Return the material exactly as supplied, apart from the pictures, which are omitted.

/---

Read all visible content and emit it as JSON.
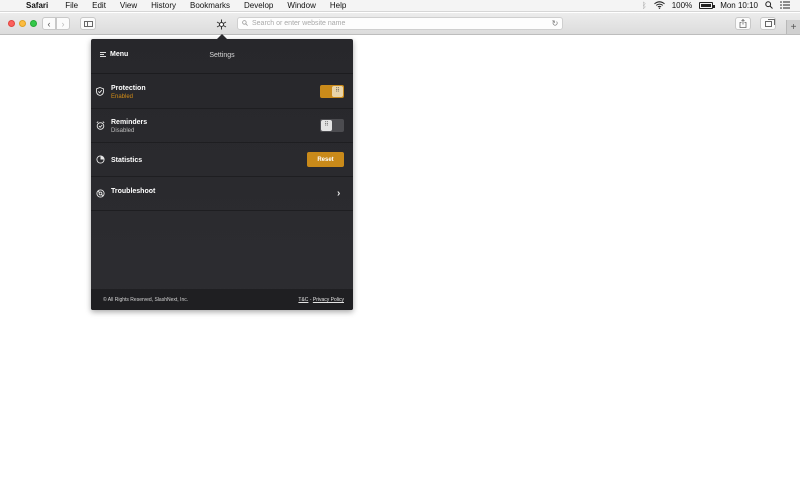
{
  "menubar": {
    "apple": "",
    "app": "Safari",
    "items": [
      "File",
      "Edit",
      "View",
      "History",
      "Bookmarks",
      "Develop",
      "Window",
      "Help"
    ],
    "battery": "100%",
    "clock": "Mon 10:10"
  },
  "toolbar": {
    "address_placeholder": "Search or enter website name"
  },
  "popup": {
    "menu_label": "Menu",
    "title": "Settings",
    "rows": [
      {
        "label": "Protection",
        "status": "Enabled"
      },
      {
        "label": "Reminders",
        "status": "Disabled"
      },
      {
        "label": "Statistics",
        "action": "Reset"
      },
      {
        "label": "Troubleshoot"
      }
    ],
    "footer": {
      "copyright": "© All Rights Reserved, SlashNext, Inc.",
      "tc": "T&C",
      "separator": " - ",
      "privacy": "Privacy Policy"
    }
  },
  "colors": {
    "accent": "#c98a1a",
    "popup_bg": "#2b2b2f"
  }
}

\---

◆ **Finished answer**
Read all visible content and emit it as JSON.
{
  "menubar": {
    "apple": "",
    "app": "Safari",
    "items": [
      "File",
      "Edit",
      "View",
      "History",
      "Bookmarks",
      "Develop",
      "Window",
      "Help"
    ],
    "battery": "100%",
    "clock": "Mon 10:10"
  },
  "toolbar": {
    "address_placeholder": "Search or enter website name"
  },
  "popup": {
    "menu_label": "Menu",
    "title": "Settings",
    "rows": [
      {
        "label": "Protection",
        "status": "Enabled"
      },
      {
        "label": "Reminders",
        "status": "Disabled"
      },
      {
        "label": "Statistics",
        "action": "Reset"
      },
      {
        "label": "Troubleshoot"
      }
    ],
    "footer": {
      "copyright": "© All Rights Reserved, SlashNext, Inc.",
      "tc": "T&C",
      "separator": " - ",
      "privacy": "Privacy Policy"
    }
  },
  "colors": {
    "accent": "#c98a1a",
    "popup_bg": "#2b2b2f"
  }
}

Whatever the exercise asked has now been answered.